**STORED ROWS:**

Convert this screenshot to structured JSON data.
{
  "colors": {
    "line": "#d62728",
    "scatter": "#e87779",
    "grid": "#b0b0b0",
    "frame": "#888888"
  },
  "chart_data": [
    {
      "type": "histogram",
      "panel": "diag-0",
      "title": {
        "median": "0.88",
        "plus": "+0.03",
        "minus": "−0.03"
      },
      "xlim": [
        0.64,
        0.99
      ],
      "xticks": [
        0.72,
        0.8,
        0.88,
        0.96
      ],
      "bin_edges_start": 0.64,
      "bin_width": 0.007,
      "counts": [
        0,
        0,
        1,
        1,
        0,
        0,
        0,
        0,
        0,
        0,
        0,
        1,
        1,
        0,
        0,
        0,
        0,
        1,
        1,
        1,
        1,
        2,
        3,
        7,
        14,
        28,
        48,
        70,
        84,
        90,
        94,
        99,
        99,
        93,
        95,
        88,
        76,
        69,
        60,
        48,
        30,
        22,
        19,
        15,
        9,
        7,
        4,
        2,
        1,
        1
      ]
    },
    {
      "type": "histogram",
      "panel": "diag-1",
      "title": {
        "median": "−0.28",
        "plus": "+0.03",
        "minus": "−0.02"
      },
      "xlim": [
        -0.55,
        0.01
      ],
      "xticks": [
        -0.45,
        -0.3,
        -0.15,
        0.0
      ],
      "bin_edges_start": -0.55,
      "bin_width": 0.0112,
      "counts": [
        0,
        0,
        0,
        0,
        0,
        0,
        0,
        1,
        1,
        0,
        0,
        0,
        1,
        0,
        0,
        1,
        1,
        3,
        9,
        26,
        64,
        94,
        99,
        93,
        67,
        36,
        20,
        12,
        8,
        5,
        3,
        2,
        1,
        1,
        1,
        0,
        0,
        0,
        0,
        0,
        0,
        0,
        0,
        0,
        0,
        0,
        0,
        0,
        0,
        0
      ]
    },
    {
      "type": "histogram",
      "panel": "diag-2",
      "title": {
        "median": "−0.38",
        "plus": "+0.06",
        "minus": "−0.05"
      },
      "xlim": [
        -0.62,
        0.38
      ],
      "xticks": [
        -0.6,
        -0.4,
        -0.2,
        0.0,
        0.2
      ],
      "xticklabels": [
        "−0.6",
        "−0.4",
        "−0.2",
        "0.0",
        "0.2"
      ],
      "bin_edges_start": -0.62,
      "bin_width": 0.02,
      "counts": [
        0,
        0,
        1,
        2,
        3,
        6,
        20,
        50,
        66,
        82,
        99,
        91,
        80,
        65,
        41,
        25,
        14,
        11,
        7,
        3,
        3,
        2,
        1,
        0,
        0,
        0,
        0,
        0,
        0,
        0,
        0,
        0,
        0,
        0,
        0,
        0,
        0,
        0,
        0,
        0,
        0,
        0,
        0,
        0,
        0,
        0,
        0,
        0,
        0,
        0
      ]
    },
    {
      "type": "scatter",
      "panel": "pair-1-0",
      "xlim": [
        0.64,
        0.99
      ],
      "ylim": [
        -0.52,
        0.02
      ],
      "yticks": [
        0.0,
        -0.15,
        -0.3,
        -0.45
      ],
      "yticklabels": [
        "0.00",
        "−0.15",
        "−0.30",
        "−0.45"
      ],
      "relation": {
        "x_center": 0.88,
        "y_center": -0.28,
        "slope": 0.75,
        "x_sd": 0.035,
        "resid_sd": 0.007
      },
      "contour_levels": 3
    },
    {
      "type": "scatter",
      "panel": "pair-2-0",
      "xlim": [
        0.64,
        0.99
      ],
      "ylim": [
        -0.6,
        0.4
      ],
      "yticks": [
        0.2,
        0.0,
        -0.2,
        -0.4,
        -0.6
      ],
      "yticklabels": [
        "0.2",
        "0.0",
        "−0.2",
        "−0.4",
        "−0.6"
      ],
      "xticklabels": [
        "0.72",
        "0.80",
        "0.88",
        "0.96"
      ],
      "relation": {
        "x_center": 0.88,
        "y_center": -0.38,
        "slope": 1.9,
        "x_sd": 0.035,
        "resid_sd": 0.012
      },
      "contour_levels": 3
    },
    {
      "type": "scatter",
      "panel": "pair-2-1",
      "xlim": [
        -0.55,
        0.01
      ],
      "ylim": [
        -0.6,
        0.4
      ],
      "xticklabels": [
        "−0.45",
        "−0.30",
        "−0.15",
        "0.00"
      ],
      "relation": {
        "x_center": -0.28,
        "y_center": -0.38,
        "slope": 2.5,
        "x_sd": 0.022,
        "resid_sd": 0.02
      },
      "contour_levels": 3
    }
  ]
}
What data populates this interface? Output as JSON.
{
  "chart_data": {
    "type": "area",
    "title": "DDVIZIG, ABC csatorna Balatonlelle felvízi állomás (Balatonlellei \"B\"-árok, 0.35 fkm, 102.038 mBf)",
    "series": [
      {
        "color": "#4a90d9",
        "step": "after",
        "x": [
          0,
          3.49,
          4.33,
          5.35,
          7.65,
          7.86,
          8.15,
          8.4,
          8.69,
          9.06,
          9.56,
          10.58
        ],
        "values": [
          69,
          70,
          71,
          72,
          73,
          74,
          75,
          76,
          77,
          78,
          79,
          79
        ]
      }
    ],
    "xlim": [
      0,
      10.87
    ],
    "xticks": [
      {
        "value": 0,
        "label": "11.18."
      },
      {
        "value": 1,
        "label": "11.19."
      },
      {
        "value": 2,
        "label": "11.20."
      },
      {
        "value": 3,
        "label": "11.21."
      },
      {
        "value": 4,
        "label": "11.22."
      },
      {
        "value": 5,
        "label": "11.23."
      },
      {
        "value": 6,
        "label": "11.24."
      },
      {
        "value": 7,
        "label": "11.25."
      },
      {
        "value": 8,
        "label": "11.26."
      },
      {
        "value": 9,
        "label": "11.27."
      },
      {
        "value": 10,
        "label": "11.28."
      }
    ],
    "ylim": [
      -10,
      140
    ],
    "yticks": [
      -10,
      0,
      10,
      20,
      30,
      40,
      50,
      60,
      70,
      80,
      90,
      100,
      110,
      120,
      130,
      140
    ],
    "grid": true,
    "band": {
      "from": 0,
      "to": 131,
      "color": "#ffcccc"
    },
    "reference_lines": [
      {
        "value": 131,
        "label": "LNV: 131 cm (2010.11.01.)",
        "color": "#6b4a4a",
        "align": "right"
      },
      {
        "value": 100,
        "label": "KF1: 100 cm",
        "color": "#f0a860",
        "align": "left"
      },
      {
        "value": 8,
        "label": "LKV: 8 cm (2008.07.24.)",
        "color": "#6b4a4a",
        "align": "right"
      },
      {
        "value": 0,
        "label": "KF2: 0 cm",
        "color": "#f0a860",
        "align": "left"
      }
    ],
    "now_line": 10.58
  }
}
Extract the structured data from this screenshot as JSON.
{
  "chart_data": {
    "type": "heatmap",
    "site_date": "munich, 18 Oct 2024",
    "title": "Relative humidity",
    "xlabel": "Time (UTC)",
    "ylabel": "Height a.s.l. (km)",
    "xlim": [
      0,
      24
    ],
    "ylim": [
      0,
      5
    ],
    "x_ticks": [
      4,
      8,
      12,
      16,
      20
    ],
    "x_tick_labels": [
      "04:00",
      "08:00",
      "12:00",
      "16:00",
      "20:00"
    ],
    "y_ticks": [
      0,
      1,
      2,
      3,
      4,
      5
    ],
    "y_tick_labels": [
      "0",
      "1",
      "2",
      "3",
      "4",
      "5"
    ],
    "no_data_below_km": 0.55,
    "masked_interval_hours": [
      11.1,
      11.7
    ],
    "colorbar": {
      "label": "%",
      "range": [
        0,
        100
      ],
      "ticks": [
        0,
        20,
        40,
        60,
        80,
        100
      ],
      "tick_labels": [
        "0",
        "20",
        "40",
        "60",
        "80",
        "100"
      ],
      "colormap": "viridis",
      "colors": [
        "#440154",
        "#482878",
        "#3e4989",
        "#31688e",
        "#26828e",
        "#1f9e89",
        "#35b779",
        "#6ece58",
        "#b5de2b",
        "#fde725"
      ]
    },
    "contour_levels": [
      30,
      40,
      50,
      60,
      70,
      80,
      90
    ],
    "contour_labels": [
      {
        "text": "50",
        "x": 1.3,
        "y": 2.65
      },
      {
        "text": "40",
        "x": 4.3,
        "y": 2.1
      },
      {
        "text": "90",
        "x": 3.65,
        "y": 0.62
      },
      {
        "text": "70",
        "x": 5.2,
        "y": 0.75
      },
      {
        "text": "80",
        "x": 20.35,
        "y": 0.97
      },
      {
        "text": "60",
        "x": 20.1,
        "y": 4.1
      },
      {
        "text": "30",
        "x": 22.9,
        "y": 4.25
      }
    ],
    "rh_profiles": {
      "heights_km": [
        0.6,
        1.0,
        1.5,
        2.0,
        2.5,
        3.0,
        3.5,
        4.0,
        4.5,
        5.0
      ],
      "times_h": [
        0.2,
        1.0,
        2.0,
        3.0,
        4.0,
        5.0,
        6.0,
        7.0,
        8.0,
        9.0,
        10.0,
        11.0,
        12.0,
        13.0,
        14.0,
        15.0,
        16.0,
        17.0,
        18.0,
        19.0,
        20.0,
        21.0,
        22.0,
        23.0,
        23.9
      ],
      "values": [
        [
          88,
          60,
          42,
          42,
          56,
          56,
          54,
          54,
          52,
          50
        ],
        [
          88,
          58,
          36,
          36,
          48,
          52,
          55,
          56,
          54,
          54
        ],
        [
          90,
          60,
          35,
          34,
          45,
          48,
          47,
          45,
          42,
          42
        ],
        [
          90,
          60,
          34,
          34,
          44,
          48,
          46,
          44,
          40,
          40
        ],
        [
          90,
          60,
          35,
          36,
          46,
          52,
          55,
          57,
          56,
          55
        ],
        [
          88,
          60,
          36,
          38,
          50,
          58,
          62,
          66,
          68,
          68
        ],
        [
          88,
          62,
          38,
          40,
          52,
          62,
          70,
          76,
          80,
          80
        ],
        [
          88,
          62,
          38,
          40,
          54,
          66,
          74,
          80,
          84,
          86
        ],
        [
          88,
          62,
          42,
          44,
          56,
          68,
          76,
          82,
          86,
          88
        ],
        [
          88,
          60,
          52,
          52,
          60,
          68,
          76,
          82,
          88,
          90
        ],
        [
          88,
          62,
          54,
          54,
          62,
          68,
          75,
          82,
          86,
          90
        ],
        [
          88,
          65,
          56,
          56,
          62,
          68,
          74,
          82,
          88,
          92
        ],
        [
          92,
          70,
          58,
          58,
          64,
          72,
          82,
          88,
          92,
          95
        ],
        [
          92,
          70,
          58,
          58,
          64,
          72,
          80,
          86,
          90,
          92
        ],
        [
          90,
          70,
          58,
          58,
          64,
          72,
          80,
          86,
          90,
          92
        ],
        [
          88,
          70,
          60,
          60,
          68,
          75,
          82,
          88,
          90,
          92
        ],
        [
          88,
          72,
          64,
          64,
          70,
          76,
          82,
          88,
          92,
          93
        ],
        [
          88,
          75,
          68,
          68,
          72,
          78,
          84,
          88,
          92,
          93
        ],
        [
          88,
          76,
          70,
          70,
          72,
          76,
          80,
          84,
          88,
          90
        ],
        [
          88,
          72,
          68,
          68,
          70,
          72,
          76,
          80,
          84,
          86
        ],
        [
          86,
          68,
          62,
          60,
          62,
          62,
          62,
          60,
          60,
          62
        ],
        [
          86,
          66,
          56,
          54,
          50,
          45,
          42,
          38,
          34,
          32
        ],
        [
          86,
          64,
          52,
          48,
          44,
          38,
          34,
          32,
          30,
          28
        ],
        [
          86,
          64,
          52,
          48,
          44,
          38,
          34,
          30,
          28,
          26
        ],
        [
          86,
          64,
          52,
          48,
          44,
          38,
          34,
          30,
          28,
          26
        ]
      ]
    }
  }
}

**WHAT YOU NEED TO DO:**
Count every line above that holds the word "from", and state the number and nothing more.

**ANSWER TO THE PROBLEM:**
2